YOUR GOAL: Check every line of the entries for "Imprimer", and copy the lines that hold it.
━━━━━━━━━━━━━━━━━━━━━━━━━━━━━━
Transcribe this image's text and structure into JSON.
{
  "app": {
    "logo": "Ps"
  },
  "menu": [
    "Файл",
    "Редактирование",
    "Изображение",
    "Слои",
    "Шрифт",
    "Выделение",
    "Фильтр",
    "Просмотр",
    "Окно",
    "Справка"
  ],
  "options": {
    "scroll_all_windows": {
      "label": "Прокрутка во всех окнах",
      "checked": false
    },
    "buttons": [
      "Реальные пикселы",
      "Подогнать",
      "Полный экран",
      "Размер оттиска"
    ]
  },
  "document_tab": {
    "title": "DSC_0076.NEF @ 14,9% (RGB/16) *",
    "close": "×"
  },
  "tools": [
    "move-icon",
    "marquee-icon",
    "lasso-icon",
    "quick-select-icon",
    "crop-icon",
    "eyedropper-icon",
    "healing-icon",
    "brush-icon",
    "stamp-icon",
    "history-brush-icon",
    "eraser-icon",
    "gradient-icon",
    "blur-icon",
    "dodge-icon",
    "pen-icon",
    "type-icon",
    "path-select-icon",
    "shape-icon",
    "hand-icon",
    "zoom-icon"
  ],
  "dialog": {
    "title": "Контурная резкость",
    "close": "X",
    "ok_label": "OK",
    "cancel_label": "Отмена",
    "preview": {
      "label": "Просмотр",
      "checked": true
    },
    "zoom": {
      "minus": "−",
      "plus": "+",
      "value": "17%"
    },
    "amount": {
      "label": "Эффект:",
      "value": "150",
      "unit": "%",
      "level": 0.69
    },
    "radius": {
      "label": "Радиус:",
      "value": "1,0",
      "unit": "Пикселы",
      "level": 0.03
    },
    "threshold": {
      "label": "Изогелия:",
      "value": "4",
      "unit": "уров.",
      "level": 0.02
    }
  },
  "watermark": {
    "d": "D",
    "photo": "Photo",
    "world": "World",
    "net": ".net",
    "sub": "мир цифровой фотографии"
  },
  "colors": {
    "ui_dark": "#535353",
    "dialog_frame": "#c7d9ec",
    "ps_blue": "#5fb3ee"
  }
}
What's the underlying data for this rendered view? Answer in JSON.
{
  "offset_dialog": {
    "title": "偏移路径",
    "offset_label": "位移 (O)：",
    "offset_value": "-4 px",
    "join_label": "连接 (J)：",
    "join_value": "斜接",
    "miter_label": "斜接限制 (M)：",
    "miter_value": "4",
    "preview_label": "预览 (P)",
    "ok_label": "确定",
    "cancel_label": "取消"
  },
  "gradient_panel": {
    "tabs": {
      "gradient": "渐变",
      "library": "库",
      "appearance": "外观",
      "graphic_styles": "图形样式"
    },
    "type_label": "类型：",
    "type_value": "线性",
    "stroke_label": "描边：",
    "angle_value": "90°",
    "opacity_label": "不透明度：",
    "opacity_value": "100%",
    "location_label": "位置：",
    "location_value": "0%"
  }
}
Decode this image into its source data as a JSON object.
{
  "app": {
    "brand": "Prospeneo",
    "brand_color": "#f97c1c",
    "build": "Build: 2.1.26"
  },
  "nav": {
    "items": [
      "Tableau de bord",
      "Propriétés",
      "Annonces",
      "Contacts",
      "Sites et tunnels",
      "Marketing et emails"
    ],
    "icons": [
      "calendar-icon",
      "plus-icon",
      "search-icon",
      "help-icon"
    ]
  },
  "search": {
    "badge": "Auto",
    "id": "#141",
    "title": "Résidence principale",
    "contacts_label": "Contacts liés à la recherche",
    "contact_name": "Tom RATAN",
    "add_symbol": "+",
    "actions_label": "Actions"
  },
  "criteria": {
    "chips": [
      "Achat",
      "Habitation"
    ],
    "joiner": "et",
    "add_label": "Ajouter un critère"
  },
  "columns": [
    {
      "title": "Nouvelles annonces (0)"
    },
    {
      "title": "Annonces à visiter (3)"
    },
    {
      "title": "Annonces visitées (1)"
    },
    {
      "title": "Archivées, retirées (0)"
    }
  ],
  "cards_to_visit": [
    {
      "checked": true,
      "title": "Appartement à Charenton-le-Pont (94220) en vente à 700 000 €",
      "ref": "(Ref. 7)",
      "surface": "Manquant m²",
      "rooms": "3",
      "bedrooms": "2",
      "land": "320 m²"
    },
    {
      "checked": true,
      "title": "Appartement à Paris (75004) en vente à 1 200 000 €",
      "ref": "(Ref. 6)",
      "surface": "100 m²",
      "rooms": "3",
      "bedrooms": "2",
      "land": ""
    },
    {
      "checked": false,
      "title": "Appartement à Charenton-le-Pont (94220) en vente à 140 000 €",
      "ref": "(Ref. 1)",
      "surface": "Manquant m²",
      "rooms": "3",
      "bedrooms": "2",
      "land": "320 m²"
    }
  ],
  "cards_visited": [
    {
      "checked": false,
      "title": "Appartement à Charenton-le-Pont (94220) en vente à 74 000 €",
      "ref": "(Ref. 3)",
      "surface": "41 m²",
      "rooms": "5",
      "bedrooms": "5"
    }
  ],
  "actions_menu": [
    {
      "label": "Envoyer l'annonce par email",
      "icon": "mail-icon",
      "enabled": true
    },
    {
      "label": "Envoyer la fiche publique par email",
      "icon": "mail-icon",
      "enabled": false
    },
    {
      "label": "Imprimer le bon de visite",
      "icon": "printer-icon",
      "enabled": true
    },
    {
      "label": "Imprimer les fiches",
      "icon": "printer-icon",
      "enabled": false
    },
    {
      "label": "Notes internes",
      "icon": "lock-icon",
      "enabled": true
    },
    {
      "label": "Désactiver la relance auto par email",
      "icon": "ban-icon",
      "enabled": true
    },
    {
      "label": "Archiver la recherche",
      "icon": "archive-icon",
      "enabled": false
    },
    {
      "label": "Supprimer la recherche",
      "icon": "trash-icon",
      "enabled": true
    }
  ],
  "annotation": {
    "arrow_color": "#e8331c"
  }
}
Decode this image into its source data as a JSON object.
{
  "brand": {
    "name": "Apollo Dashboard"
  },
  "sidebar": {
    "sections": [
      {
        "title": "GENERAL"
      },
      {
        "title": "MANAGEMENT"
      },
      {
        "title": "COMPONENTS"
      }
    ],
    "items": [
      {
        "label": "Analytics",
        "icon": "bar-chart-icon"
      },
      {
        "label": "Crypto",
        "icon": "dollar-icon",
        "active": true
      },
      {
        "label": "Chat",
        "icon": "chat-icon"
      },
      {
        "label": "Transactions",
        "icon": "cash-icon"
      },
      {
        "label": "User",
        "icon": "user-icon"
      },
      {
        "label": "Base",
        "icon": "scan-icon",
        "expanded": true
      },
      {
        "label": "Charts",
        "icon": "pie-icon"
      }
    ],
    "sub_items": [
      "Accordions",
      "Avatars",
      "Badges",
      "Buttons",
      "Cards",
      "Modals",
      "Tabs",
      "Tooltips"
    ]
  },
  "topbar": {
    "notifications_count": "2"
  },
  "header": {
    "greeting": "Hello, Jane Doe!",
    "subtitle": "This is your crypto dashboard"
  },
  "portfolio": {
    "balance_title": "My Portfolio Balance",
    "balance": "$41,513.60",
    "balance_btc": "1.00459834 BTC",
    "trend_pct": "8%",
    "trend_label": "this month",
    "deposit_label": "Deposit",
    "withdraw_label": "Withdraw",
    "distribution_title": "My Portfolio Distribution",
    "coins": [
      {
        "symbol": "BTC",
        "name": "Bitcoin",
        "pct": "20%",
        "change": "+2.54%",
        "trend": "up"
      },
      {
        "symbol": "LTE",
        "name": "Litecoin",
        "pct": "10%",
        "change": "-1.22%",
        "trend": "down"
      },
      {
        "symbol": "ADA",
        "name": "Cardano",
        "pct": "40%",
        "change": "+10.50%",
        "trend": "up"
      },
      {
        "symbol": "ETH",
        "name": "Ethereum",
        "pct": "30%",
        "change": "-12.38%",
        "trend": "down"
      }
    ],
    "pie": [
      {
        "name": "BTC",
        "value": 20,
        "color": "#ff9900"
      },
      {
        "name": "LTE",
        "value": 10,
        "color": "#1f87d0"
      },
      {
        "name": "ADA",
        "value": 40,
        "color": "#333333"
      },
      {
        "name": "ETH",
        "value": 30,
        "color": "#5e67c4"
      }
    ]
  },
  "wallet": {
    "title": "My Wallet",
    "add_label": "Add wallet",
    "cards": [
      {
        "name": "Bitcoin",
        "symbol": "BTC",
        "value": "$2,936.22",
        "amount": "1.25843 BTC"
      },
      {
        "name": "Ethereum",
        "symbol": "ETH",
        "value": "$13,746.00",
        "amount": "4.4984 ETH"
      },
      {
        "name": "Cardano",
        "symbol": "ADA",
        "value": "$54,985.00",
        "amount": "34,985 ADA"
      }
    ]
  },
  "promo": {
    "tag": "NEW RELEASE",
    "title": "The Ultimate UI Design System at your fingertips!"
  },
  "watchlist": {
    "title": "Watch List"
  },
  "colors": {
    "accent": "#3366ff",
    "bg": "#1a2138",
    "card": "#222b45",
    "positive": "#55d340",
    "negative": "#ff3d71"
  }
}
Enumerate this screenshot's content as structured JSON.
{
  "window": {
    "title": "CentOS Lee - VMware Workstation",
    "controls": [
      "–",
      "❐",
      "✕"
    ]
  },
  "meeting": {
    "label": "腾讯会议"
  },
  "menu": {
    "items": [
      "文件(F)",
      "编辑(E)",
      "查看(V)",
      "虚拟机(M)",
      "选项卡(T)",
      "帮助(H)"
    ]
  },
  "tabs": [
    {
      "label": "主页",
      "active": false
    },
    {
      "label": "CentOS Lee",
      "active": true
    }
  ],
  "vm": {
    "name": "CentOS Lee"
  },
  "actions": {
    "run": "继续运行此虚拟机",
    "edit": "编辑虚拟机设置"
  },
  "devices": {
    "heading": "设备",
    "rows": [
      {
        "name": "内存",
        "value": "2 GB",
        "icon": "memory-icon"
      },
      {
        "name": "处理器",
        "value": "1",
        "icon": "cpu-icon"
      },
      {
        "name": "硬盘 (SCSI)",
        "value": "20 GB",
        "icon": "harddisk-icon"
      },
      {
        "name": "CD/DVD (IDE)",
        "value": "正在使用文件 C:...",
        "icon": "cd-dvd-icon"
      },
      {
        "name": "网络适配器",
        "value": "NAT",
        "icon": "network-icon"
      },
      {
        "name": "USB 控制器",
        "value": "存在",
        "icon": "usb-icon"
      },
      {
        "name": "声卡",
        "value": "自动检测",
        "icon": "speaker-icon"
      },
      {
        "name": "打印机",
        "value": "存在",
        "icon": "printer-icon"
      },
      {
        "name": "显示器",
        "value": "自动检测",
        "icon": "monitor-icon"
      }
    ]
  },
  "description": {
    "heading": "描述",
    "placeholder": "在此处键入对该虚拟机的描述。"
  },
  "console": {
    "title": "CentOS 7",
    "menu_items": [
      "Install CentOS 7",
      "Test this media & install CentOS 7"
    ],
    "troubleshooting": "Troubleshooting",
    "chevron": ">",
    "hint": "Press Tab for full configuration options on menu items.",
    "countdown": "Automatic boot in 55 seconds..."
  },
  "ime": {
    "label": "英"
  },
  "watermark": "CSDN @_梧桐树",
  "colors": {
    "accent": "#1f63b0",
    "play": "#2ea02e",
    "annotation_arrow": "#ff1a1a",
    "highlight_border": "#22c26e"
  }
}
━━━━━━━━━━━━━━━━━━━━━━━━━━━━━━
WRITTEN RESPONSE:
      "label": "Imprimer le bon de visite",
      "label": "Imprimer les fiches",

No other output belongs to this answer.